● Document passage
◆ ◆ ◆ ◆

I knew it would be a different kind of challenge and somewhat more complicated to learn. I was however not expecting exactly how much harder it it is for me to learn.
Yes, that’s what I meant - YOU, the conscious you, knew about the difficulty. But the bits of your brain that handle language processing didn’t “know” that until you actually started asking that they process this new stuff. You’re having to re-train your brain, which has to make new connections or whatever the current metaphor is.
It’s like studying a new sport by video and other means, then trying to actually perform the motions. No matter how much you know ahead of time that it’s going to be hard, it isn’t until you get into the awkward fumbling part of learning a new skill that it really sinks in.
I never tried to study Hungarian but I did take a few Finnish lessons back in 2001. These languages are related, as you most probably already know.
On the whole, I’ve always been pretty good at learning languages, but Finnish was a real challenge, for the same reasons you describe. The conjugation system was extremely weird to me but I think I could perhaps have gotten the hang of it after a (long) while and lots of practice. What really threw me was the complete alienness of the vocabulary. I had a really hard time memorizing even the most basic words.
I never got very far, certainly not much further than a dozen basic stock phrases, most of which I’ve now forgotten. The class I was taking was closed after the first few weeks due to not meeting the students quota, and although the teacher offered to teach us semi-privately at his flat, it proved unpractical and I gave up soon afterwards.
In all likelyhood, I’ll never speak Finnish. I just don’t have the will to try again now that I’m older. I’ve got my sights set on Italian, which seems much, much more doable. I still need to find the time to get down to it, though.
My mother was born in Hungary, and I still have the same problems as you with regard to learning the damn language. I can’t even get my tongue around all the vowels properly.
The tense that I found weirdest was in Portuguese; I no longer recall its name (you probably know what it is). It’s the way you have to say that someone said something. For example, if Morris tells me, “I have to take my cat to the vet tomorrow,” then later when I’m talking to Jane I can say, in English, “Morris told me he has to take his cat to the vet” without worrying about any special tenses. But in Portuguese, “he has to” would need to be expressed in a particular tense because I’m saying what Morris said. (Feel free to correct me if that’s a poor/incorrect example - it’s been many years since I studied Portuguese and I have forgotten virtually all of it.)

◆ ◆ ◆ ◆

● Exercise task 1
List every language the language-learning discussion mentions by name.
● Exercise task 2
Write the next part of the language-learning discussion, picking up from where it stops.
The items after this discussion come from a separate source.

◆ ◆ ◆ ◆

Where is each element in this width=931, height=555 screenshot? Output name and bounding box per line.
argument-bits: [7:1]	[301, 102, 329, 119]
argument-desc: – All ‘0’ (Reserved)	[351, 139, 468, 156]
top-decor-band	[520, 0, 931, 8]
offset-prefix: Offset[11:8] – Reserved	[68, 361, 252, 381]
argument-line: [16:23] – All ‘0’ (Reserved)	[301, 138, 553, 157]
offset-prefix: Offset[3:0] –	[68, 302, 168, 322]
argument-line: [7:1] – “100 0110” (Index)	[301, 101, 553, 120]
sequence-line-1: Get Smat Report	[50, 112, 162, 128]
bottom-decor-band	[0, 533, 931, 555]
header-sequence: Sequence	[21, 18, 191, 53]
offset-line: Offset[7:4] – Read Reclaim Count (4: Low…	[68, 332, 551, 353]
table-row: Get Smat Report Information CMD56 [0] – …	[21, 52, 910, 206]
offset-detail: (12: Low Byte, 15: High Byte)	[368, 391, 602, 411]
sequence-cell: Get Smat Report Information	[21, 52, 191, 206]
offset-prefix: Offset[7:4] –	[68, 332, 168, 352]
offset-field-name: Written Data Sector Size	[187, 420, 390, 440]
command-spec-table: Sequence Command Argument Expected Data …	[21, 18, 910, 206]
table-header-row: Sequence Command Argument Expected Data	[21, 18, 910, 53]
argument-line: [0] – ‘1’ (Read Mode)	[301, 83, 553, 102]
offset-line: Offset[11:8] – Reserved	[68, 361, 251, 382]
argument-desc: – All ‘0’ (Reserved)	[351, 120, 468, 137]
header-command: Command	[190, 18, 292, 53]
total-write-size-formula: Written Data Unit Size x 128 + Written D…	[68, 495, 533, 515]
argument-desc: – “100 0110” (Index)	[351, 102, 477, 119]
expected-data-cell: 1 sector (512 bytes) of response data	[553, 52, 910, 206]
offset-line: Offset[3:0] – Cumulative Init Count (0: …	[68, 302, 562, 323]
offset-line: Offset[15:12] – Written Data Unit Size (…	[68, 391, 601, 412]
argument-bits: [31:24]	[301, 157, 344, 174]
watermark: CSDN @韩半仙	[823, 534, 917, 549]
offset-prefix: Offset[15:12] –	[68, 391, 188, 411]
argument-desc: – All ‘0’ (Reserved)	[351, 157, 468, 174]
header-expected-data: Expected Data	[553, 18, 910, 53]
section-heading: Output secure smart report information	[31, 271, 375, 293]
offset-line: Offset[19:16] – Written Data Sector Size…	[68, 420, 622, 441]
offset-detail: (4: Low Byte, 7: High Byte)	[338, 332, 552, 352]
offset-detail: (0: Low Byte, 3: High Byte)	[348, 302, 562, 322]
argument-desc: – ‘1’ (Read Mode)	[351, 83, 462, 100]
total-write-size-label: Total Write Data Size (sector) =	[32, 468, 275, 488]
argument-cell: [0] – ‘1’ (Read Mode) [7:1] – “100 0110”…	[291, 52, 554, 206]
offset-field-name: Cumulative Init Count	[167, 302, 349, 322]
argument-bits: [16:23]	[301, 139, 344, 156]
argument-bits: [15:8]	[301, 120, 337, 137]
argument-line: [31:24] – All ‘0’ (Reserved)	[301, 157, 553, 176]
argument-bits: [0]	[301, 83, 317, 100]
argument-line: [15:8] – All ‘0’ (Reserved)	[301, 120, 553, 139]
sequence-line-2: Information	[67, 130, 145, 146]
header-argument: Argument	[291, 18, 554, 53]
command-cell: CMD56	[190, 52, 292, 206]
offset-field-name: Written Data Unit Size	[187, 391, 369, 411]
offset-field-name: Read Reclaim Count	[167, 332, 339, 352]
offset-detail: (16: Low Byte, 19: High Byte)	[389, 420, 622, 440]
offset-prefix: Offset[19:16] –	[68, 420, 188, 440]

◆ ◆ ◆ ◆

● Reply 1
Hungarian, Finnish, Italian, Portuguese, English

● Reply 2
There are other tense considerations in Portuguese that don’t exist in English, but most of them seemed to make useful distinctions. That “quote tense” was the only one that seemed unnecessary.
I spent over 5 years living in Hungary, and even had a Hungarian girlfriend. That didn’t help me learn the language much beyond the basics. My vocabulary is pretty decent, but I have difficulty stringing together something more than a basic sentence. As a language, it doesn’t sound “foreign” to me, but my comprehension isn’t full by any stretch. When I left is when I started to feel it all really starting to congeal inside my head. The problem is, I never really needed to speak Hungarian all that much. I could get by with basic pub and restaurant Hungarian, give directions, buy stuff at the supermarket, buy tickets, etc., all the normal day-to-day stuff I needed and was likely to encounter people unable to speak English, but more involved conversations, no.
On the other hand, I have a friend from the UK who was monolingual, and in his 20s he ended up sleeping in a ditch in Eastern Hungary his first night there, found work immediately as an English language teacher in a town where there were practically zero English language speakers, and became fluent within a year or so. His Hungarian is so good and so natural that speakers in Budapest mistake him for someone who grew up in Eastern Hungary (because he has some tell-tale Eastern Hungarian accents.) I’ve been to many bars with him where he’s struck up conversation with the locals, and they are dumbfounded that he isn’t a born Hungarian. He did a lot of translating and interpreting work, and now just got his degree in forensic linguistics.
The tense of the verb can change if its object is being used in an indefinite or a definite sense. So, while in English, “I like fish” and “I like this fish” use the same word ‘like’, in hungarian, you would conjugate like differently to say that you like fish in general rather than a specific fish or piece of fish.
Weird? They even came up with a new way to spell “SH” as in Saoirse Ronan and Aisling Bea. I figured the people who first wrote down Irish lacked experience with letters and how they work, but I see that they had a spelling reform in 1948 so now they’re just messing with us.
“I only understand railway station,” though Google translates it as, “I do not get it.” There’s a reason that “idiomatic” and “idiotic” have so much in common. Still, it’s a wonder the Austro-Hungarian Empire held together longer than a week.
I don’t know how similar Finn and a Hungarian but they are both Uralic languages
For English speakers diphthongs can be a challenge but just pay attention to the timing. Because Uralic languages have no connection to Latin or Germanic language groups it is hard because your ear doesn’t know what to listen for and some things you take for granted are actually harder to learn in English.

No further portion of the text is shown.